All of the material below is to be returned exactly.
━━━ Material shown
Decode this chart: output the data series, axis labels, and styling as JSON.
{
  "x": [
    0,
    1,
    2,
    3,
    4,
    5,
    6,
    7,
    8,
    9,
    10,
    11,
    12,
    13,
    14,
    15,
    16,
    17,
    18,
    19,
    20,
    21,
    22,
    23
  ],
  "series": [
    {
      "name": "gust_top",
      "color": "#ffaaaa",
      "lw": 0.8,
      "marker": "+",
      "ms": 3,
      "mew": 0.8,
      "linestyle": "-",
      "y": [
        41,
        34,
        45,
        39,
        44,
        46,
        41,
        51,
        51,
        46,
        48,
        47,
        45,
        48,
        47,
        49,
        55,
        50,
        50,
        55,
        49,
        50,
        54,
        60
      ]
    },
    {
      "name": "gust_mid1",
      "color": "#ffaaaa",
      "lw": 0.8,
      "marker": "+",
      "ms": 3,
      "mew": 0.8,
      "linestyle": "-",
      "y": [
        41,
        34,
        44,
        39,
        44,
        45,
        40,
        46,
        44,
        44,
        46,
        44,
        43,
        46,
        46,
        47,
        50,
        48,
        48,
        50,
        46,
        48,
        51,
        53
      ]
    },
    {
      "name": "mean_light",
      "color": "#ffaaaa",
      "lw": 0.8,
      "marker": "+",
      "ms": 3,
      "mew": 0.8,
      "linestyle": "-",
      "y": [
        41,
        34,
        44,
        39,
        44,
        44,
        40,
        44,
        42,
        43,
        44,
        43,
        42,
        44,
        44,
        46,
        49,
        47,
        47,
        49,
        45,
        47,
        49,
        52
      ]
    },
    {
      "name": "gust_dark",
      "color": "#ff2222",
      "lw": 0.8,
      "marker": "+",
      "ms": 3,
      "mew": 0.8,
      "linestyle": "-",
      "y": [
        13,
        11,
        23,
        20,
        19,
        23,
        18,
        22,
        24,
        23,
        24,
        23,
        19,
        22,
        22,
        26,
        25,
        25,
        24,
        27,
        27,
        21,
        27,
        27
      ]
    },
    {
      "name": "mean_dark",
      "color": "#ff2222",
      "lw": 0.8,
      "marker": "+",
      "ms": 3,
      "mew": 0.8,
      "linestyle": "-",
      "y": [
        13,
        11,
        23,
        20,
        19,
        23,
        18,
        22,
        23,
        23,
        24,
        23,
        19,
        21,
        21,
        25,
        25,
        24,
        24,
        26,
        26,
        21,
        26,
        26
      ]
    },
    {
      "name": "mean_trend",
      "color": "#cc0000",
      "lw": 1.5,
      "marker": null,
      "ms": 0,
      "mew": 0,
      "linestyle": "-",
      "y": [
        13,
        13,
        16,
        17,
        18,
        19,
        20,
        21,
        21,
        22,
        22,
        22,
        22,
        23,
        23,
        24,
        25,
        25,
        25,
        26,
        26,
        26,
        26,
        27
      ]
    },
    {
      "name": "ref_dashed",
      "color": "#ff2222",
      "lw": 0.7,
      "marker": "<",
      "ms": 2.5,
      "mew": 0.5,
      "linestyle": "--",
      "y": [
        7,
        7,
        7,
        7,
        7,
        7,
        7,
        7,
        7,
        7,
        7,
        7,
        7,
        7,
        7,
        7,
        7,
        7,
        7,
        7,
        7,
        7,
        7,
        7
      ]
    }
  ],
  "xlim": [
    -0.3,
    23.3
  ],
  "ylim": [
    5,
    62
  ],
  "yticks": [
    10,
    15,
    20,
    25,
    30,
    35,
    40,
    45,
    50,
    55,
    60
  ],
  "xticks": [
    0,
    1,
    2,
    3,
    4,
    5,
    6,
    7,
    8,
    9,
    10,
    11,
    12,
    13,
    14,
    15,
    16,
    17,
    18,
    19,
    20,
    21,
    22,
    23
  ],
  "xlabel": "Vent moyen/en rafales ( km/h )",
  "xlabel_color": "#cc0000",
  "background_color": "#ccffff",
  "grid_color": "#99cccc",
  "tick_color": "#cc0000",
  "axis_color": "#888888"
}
━━━━━━
• Full output:
Decode this chart: output the data series, axis labels, and styling as JSON.
{
  "x": [
    0,
    1,
    2,
    3,
    4,
    5,
    6,
    7,
    8,
    9,
    10,
    11,
    12,
    13,
    14,
    15,
    16,
    17,
    18,
    19,
    20,
    21,
    22,
    23
  ],
  "series": [
    {
      "name": "gust_top",
      "color": "#ffaaaa",
      "lw": 0.8,
      "marker": "+",
      "ms": 3,
      "mew": 0.8,
      "linestyle": "-",
      "y": [
        41,
        34,
        45,
        39,
        44,
        46,
        41,
        51,
        51,
        46,
        48,
        47,
        45,
        48,
        47,
        49,
        55,
        50,
        50,
        55,
        49,
        50,
        54,
        60
      ]
    },
    {
      "name": "gust_mid1",
      "color": "#ffaaaa",
      "lw": 0.8,
      "marker": "+",
      "ms": 3,
      "mew": 0.8,
      "linestyle": "-",
      "y": [
        41,
        34,
        44,
        39,
        44,
        45,
        40,
        46,
        44,
        44,
        46,
        44,
        43,
        46,
        46,
        47,
        50,
        48,
        48,
        50,
        46,
        48,
        51,
        53
      ]
    },
    {
      "name": "mean_light",
      "color": "#ffaaaa",
      "lw": 0.8,
      "marker": "+",
      "ms": 3,
      "mew": 0.8,
      "linestyle": "-",
      "y": [
        41,
        34,
        44,
        39,
        44,
        44,
        40,
        44,
        42,
        43,
        44,
        43,
        42,
        44,
        44,
        46,
        49,
        47,
        47,
        49,
        45,
        47,
        49,
        52
      ]
    },
    {
      "name": "gust_dark",
      "color": "#ff2222",
      "lw": 0.8,
      "marker": "+",
      "ms": 3,
      "mew": 0.8,
      "linestyle": "-",
      "y": [
        13,
        11,
        23,
        20,
        19,
        23,
        18,
        22,
        24,
        23,
        24,
        23,
        19,
        22,
        22,
        26,
        25,
        25,
        24,
        27,
        27,
        21,
        27,
        27
      ]
    },
    {
      "name": "mean_dark",
      "color": "#ff2222",
      "lw": 0.8,
      "marker": "+",
      "ms": 3,
      "mew": 0.8,
      "linestyle": "-",
      "y": [
        13,
        11,
        23,
        20,
        19,
        23,
        18,
        22,
        23,
        23,
        24,
        23,
        19,
        21,
        21,
        25,
        25,
        24,
        24,
        26,
        26,
        21,
        26,
        26
      ]
    },
    {
      "name": "mean_trend",
      "color": "#cc0000",
      "lw": 1.5,
      "marker": null,
      "ms": 0,
      "mew": 0,
      "linestyle": "-",
      "y": [
        13,
        13,
        16,
        17,
        18,
        19,
        20,
        21,
        21,
        22,
        22,
        22,
        22,
        23,
        23,
        24,
        25,
        25,
        25,
        26,
        26,
        26,
        26,
        27
      ]
    },
    {
      "name": "ref_dashed",
      "color": "#ff2222",
      "lw": 0.7,
      "marker": "<",
      "ms": 2.5,
      "mew": 0.5,
      "linestyle": "--",
      "y": [
        7,
        7,
        7,
        7,
        7,
        7,
        7,
        7,
        7,
        7,
        7,
        7,
        7,
        7,
        7,
        7,
        7,
        7,
        7,
        7,
        7,
        7,
        7,
        7
      ]
    }
  ],
  "xlim": [
    -0.3,
    23.3
  ],
  "ylim": [
    5,
    62
  ],
  "yticks": [
    10,
    15,
    20,
    25,
    30,
    35,
    40,
    45,
    50,
    55,
    60
  ],
  "xticks": [
    0,
    1,
    2,
    3,
    4,
    5,
    6,
    7,
    8,
    9,
    10,
    11,
    12,
    13,
    14,
    15,
    16,
    17,
    18,
    19,
    20,
    21,
    22,
    23
  ],
  "xlabel": "Vent moyen/en rafales ( km/h )",
  "xlabel_color": "#cc0000",
  "background_color": "#ccffff",
  "grid_color": "#99cccc",
  "tick_color": "#cc0000",
  "axis_color": "#888888"
}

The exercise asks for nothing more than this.